**Problem to work on:** What you return should match the data below exactly, with no pictures in it.

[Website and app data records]

┄┄┄┄┄┄

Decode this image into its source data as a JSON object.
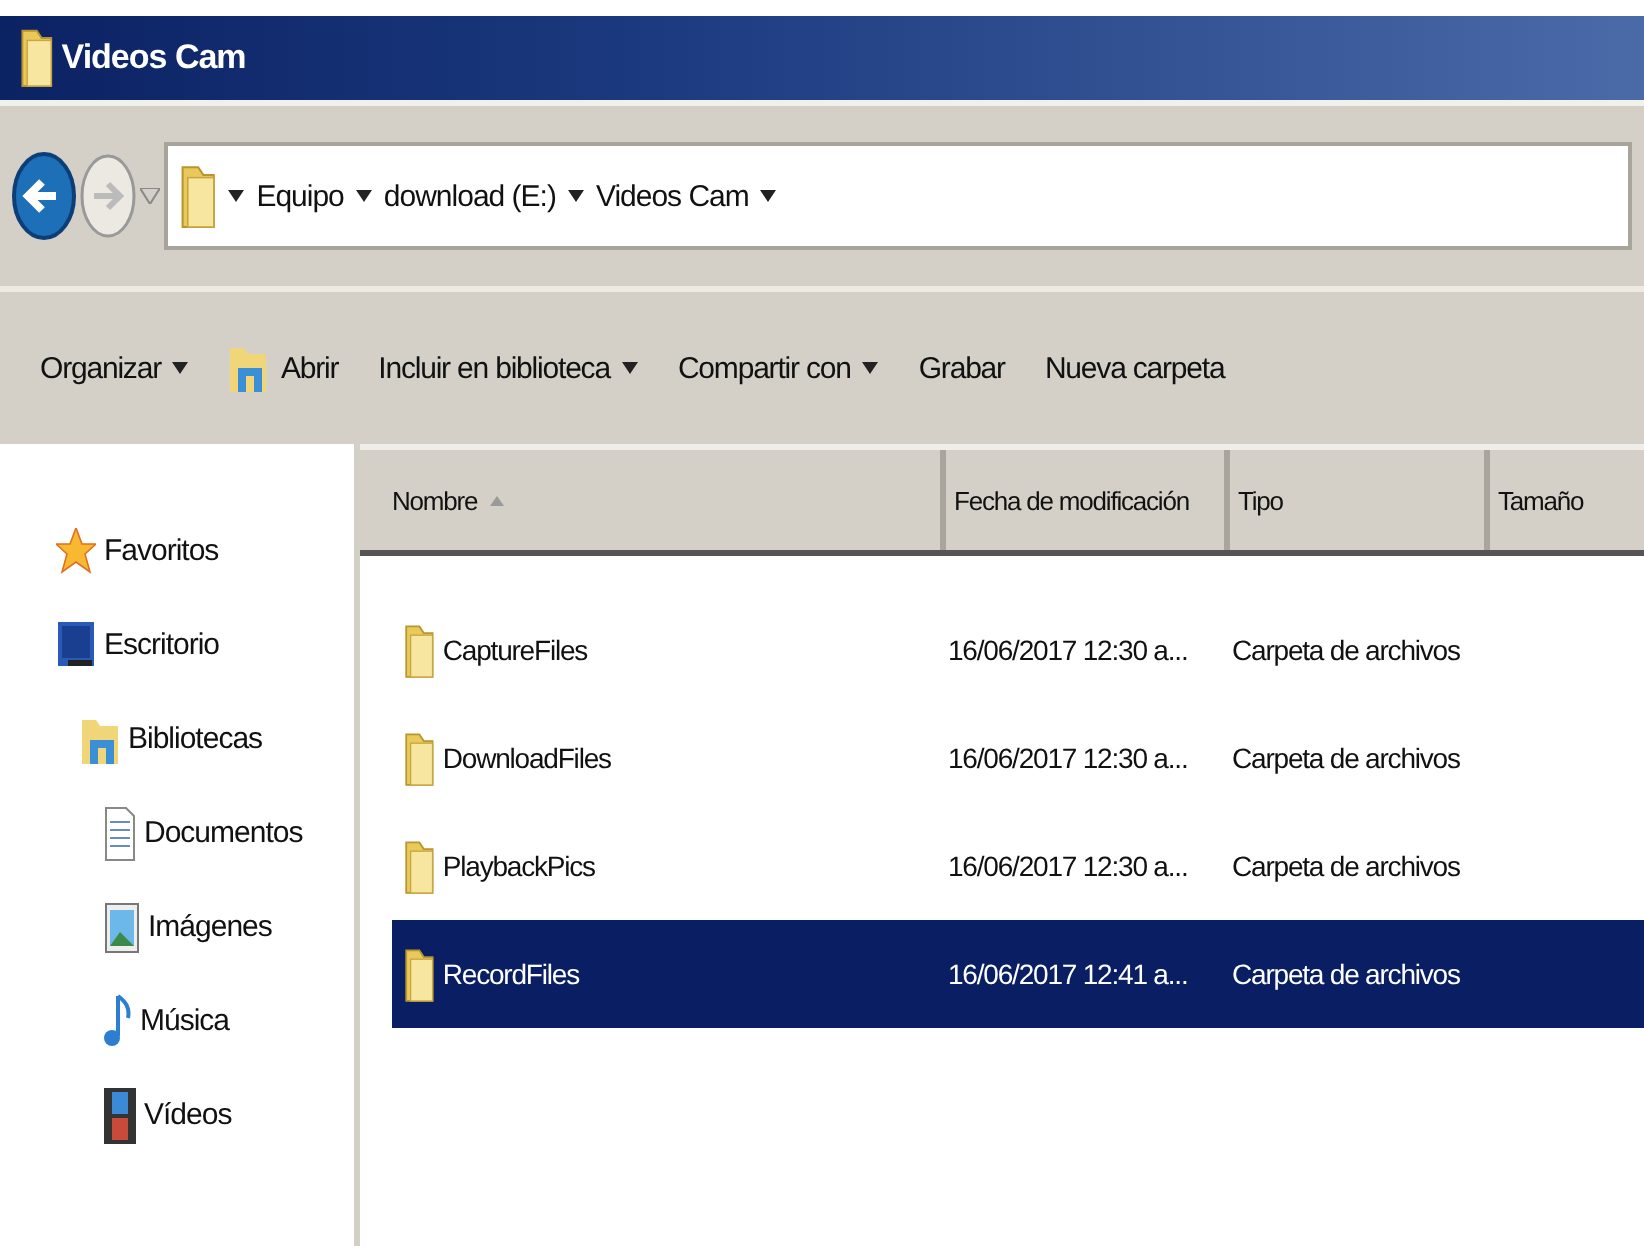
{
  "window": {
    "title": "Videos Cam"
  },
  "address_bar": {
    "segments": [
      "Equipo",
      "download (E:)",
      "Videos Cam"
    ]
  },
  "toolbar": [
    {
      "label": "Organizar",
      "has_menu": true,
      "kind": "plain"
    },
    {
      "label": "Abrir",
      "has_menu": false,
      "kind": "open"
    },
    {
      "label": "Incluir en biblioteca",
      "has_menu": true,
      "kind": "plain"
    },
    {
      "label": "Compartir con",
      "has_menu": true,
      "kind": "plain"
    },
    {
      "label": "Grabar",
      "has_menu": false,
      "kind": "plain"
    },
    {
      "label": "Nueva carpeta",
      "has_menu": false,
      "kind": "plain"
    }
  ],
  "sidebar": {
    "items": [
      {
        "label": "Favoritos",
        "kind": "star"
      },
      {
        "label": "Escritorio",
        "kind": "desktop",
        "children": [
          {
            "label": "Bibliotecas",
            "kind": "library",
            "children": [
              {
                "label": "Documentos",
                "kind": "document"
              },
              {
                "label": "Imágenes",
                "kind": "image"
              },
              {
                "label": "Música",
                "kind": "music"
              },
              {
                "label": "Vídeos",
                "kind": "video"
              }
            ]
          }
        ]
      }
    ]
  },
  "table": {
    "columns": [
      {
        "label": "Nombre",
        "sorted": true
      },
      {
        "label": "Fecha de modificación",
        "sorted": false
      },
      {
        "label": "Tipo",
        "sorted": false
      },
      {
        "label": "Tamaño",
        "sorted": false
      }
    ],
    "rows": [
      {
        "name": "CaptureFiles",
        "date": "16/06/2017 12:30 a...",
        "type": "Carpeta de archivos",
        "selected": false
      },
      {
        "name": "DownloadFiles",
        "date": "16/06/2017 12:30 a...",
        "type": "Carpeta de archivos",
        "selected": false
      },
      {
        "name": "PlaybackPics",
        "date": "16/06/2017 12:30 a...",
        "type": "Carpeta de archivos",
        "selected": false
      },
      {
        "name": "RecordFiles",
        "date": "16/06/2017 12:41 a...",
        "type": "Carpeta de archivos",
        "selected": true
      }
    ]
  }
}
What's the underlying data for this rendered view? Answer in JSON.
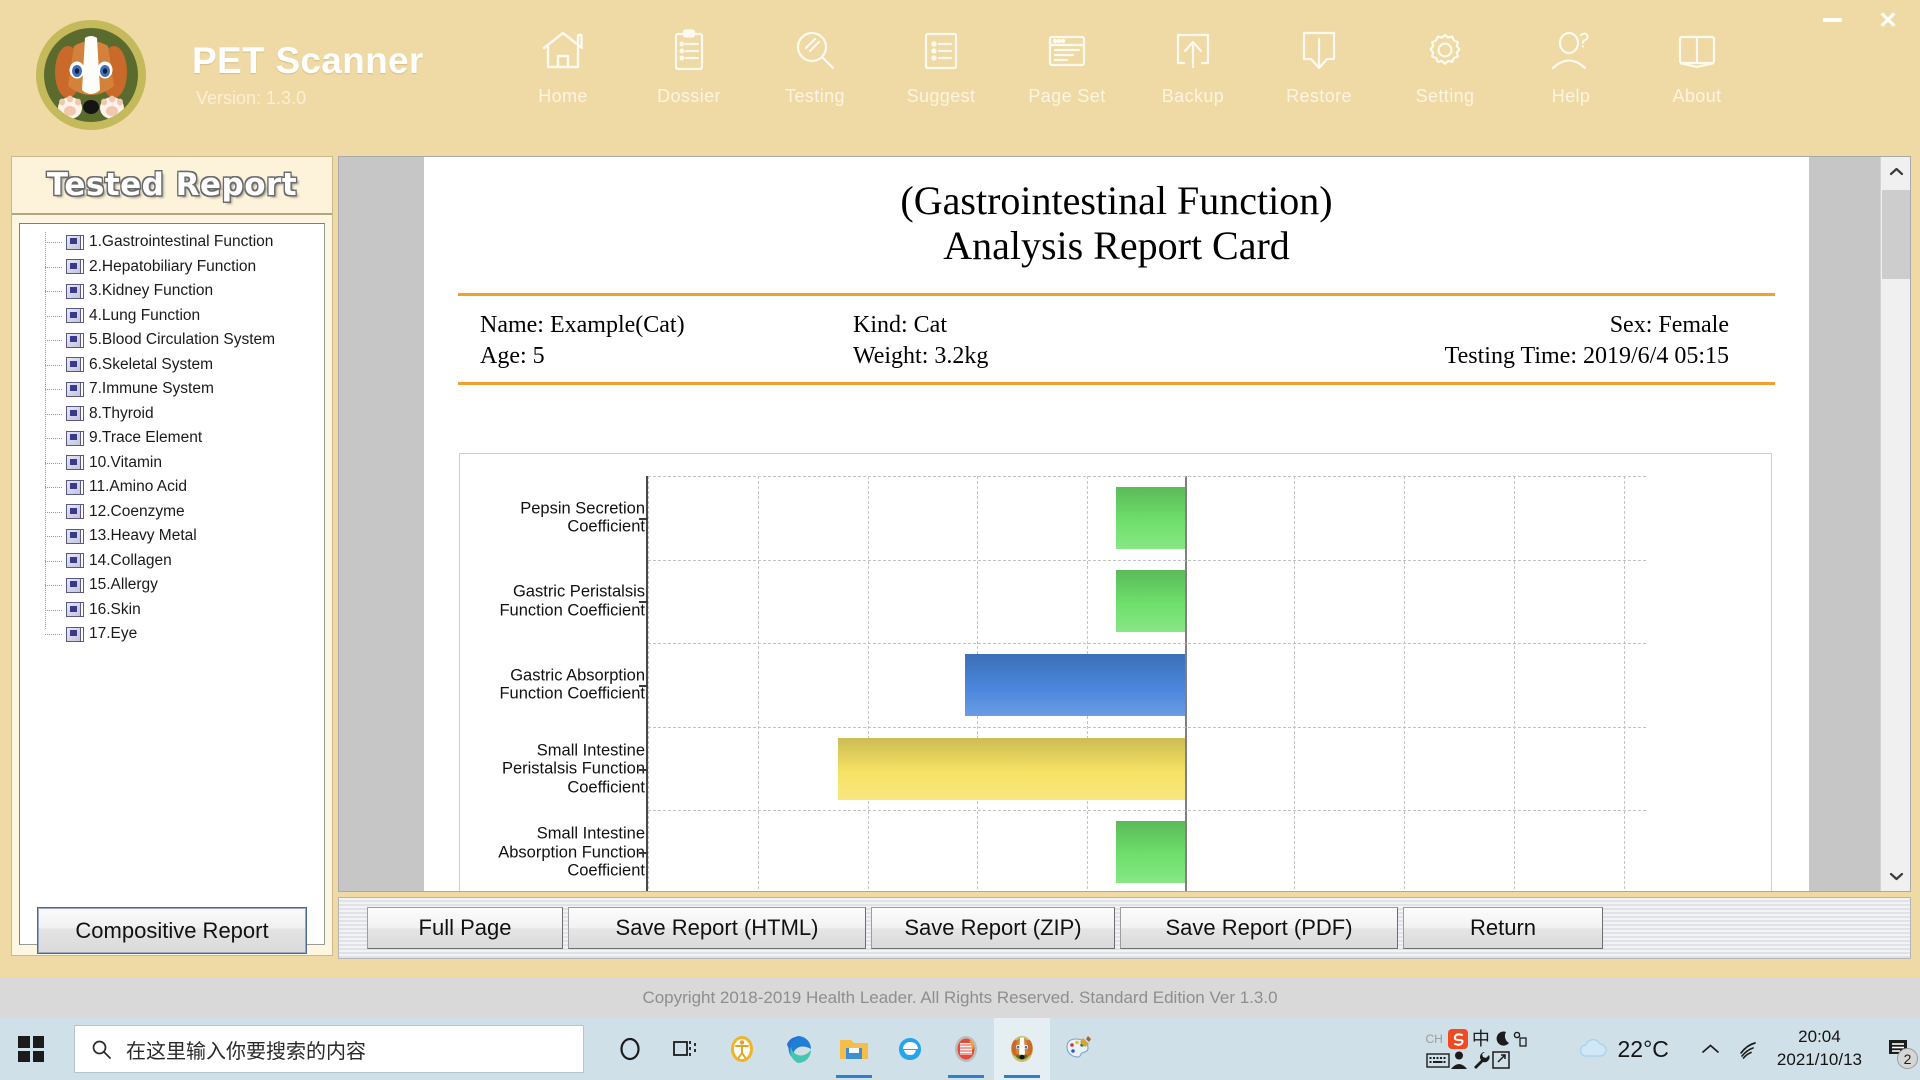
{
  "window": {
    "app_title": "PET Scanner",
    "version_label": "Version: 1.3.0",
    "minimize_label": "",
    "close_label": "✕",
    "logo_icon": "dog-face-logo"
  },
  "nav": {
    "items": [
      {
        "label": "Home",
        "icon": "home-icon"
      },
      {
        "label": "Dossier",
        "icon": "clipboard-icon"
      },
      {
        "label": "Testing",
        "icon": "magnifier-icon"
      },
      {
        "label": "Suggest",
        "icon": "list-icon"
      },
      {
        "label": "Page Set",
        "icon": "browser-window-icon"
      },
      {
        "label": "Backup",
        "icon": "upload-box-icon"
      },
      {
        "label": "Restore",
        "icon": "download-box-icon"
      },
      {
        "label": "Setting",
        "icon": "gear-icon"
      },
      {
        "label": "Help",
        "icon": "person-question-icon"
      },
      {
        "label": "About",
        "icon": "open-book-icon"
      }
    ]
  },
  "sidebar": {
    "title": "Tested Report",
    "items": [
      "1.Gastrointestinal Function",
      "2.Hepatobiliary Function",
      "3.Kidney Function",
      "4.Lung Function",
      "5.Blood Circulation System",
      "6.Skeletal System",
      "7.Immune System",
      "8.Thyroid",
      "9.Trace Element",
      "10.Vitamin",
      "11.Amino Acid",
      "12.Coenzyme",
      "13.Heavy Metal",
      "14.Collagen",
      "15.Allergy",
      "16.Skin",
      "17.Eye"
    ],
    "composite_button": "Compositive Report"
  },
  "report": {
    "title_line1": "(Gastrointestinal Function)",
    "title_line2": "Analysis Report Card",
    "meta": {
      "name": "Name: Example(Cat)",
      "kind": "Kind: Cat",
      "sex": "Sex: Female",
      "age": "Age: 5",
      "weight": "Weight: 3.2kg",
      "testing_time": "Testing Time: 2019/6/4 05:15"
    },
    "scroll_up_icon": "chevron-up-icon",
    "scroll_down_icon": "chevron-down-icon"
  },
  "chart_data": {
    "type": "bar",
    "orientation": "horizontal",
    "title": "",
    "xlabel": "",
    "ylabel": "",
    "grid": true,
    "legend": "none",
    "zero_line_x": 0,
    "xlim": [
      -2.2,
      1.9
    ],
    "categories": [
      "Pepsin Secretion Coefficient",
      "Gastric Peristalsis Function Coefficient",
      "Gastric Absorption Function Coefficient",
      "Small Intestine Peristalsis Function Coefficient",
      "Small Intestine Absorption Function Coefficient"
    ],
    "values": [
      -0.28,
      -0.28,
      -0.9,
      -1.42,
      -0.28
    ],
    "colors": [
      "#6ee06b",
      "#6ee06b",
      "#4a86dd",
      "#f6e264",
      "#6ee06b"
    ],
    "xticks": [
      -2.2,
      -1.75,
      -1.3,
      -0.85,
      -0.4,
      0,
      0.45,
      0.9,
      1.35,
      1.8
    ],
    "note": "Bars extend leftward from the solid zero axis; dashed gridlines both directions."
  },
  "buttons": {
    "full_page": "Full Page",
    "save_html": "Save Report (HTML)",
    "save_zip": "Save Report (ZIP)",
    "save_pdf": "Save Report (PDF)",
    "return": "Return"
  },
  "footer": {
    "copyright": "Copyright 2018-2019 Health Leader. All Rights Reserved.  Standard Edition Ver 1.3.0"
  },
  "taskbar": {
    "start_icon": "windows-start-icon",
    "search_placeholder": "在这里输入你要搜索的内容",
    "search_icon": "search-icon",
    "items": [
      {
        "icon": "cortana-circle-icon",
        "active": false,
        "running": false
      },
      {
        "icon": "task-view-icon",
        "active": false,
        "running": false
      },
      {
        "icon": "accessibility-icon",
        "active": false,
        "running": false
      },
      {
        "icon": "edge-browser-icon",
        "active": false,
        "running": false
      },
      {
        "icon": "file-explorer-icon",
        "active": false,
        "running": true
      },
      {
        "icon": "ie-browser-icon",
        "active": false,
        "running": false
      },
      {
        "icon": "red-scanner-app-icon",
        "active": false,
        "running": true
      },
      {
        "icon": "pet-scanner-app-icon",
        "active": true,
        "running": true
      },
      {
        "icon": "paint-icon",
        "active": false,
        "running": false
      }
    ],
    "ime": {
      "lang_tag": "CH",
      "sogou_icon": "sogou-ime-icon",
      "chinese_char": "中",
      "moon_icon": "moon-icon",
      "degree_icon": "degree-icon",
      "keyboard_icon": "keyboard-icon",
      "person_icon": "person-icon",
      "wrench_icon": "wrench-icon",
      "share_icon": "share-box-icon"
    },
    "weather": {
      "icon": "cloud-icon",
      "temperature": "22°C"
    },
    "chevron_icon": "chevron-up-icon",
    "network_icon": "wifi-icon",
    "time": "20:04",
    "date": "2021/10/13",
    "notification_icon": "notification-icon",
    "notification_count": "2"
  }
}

┄┄┄┄┄┄

**Your response:**
Decode this image into its source data as a JSON object.
{
  "window": {
    "title": "Videos Cam"
  },
  "address_bar": {
    "segments": [
      "Equipo",
      "download (E:)",
      "Videos Cam"
    ]
  },
  "toolbar": [
    {
      "label": "Organizar",
      "has_menu": true,
      "kind": "plain"
    },
    {
      "label": "Abrir",
      "has_menu": false,
      "kind": "open"
    },
    {
      "label": "Incluir en biblioteca",
      "has_menu": true,
      "kind": "plain"
    },
    {
      "label": "Compartir con",
      "has_menu": true,
      "kind": "plain"
    },
    {
      "label": "Grabar",
      "has_menu": false,
      "kind": "plain"
    },
    {
      "label": "Nueva carpeta",
      "has_menu": false,
      "kind": "plain"
    }
  ],
  "sidebar": {
    "items": [
      {
        "label": "Favoritos",
        "kind": "star"
      },
      {
        "label": "Escritorio",
        "kind": "desktop",
        "children": [
          {
            "label": "Bibliotecas",
            "kind": "library",
            "children": [
              {
                "label": "Documentos",
                "kind": "document"
              },
              {
                "label": "Imágenes",
                "kind": "image"
              },
              {
                "label": "Música",
                "kind": "music"
              },
              {
                "label": "Vídeos",
                "kind": "video"
              }
            ]
          }
        ]
      }
    ]
  },
  "table": {
    "columns": [
      {
        "label": "Nombre",
        "sorted": true
      },
      {
        "label": "Fecha de modificación",
        "sorted": false
      },
      {
        "label": "Tipo",
        "sorted": false
      },
      {
        "label": "Tamaño",
        "sorted": false
      }
    ],
    "rows": [
      {
        "name": "CaptureFiles",
        "date": "16/06/2017 12:30 a...",
        "type": "Carpeta de archivos",
        "selected": false
      },
      {
        "name": "DownloadFiles",
        "date": "16/06/2017 12:30 a...",
        "type": "Carpeta de archivos",
        "selected": false
      },
      {
        "name": "PlaybackPics",
        "date": "16/06/2017 12:30 a...",
        "type": "Carpeta de archivos",
        "selected": false
      },
      {
        "name": "RecordFiles",
        "date": "16/06/2017 12:41 a...",
        "type": "Carpeta de archivos",
        "selected": true
      }
    ]
  }
}
What's the underlying data for this rendered view? Answer in JSON.
{
  "window": {
    "app_title": "PET Scanner",
    "version_label": "Version: 1.3.0",
    "minimize_label": "",
    "close_label": "✕",
    "logo_icon": "dog-face-logo"
  },
  "nav": {
    "items": [
      {
        "label": "Home",
        "icon": "home-icon"
      },
      {
        "label": "Dossier",
        "icon": "clipboard-icon"
      },
      {
        "label": "Testing",
        "icon": "magnifier-icon"
      },
      {
        "label": "Suggest",
        "icon": "list-icon"
      },
      {
        "label": "Page Set",
        "icon": "browser-window-icon"
      },
      {
        "label": "Backup",
        "icon": "upload-box-icon"
      },
      {
        "label": "Restore",
        "icon": "download-box-icon"
      },
      {
        "label": "Setting",
        "icon": "gear-icon"
      },
      {
        "label": "Help",
        "icon": "person-question-icon"
      },
      {
        "label": "About",
        "icon": "open-book-icon"
      }
    ]
  },
  "sidebar": {
    "title": "Tested Report",
    "items": [
      "1.Gastrointestinal Function",
      "2.Hepatobiliary Function",
      "3.Kidney Function",
      "4.Lung Function",
      "5.Blood Circulation System",
      "6.Skeletal System",
      "7.Immune System",
      "8.Thyroid",
      "9.Trace Element",
      "10.Vitamin",
      "11.Amino Acid",
      "12.Coenzyme",
      "13.Heavy Metal",
      "14.Collagen",
      "15.Allergy",
      "16.Skin",
      "17.Eye"
    ],
    "composite_button": "Compositive Report"
  },
  "report": {
    "title_line1": "(Gastrointestinal Function)",
    "title_line2": "Analysis Report Card",
    "meta": {
      "name": "Name: Example(Cat)",
      "kind": "Kind: Cat",
      "sex": "Sex: Female",
      "age": "Age: 5",
      "weight": "Weight: 3.2kg",
      "testing_time": "Testing Time: 2019/6/4 05:15"
    },
    "scroll_up_icon": "chevron-up-icon",
    "scroll_down_icon": "chevron-down-icon"
  },
  "chart_data": {
    "type": "bar",
    "orientation": "horizontal",
    "title": "",
    "xlabel": "",
    "ylabel": "",
    "grid": true,
    "legend": "none",
    "zero_line_x": 0,
    "xlim": [
      -2.2,
      1.9
    ],
    "categories": [
      "Pepsin Secretion Coefficient",
      "Gastric Peristalsis Function Coefficient",
      "Gastric Absorption Function Coefficient",
      "Small Intestine Peristalsis Function Coefficient",
      "Small Intestine Absorption Function Coefficient"
    ],
    "values": [
      -0.28,
      -0.28,
      -0.9,
      -1.42,
      -0.28
    ],
    "colors": [
      "#6ee06b",
      "#6ee06b",
      "#4a86dd",
      "#f6e264",
      "#6ee06b"
    ],
    "xticks": [
      -2.2,
      -1.75,
      -1.3,
      -0.85,
      -0.4,
      0,
      0.45,
      0.9,
      1.35,
      1.8
    ],
    "note": "Bars extend leftward from the solid zero axis; dashed gridlines both directions."
  },
  "buttons": {
    "full_page": "Full Page",
    "save_html": "Save Report (HTML)",
    "save_zip": "Save Report (ZIP)",
    "save_pdf": "Save Report (PDF)",
    "return": "Return"
  },
  "footer": {
    "copyright": "Copyright 2018-2019 Health Leader. All Rights Reserved.  Standard Edition Ver 1.3.0"
  },
  "taskbar": {
    "start_icon": "windows-start-icon",
    "search_placeholder": "在这里输入你要搜索的内容",
    "search_icon": "search-icon",
    "items": [
      {
        "icon": "cortana-circle-icon",
        "active": false,
        "running": false
      },
      {
        "icon": "task-view-icon",
        "active": false,
        "running": false
      },
      {
        "icon": "accessibility-icon",
        "active": false,
        "running": false
      },
      {
        "icon": "edge-browser-icon",
        "active": false,
        "running": false
      },
      {
        "icon": "file-explorer-icon",
        "active": false,
        "running": true
      },
      {
        "icon": "ie-browser-icon",
        "active": false,
        "running": false
      },
      {
        "icon": "red-scanner-app-icon",
        "active": false,
        "running": true
      },
      {
        "icon": "pet-scanner-app-icon",
        "active": true,
        "running": true
      },
      {
        "icon": "paint-icon",
        "active": false,
        "running": false
      }
    ],
    "ime": {
      "lang_tag": "CH",
      "sogou_icon": "sogou-ime-icon",
      "chinese_char": "中",
      "moon_icon": "moon-icon",
      "degree_icon": "degree-icon",
      "keyboard_icon": "keyboard-icon",
      "person_icon": "person-icon",
      "wrench_icon": "wrench-icon",
      "share_icon": "share-box-icon"
    },
    "weather": {
      "icon": "cloud-icon",
      "temperature": "22°C"
    },
    "chevron_icon": "chevron-up-icon",
    "network_icon": "wifi-icon",
    "time": "20:04",
    "date": "2021/10/13",
    "notification_icon": "notification-icon",
    "notification_count": "2"
  }
}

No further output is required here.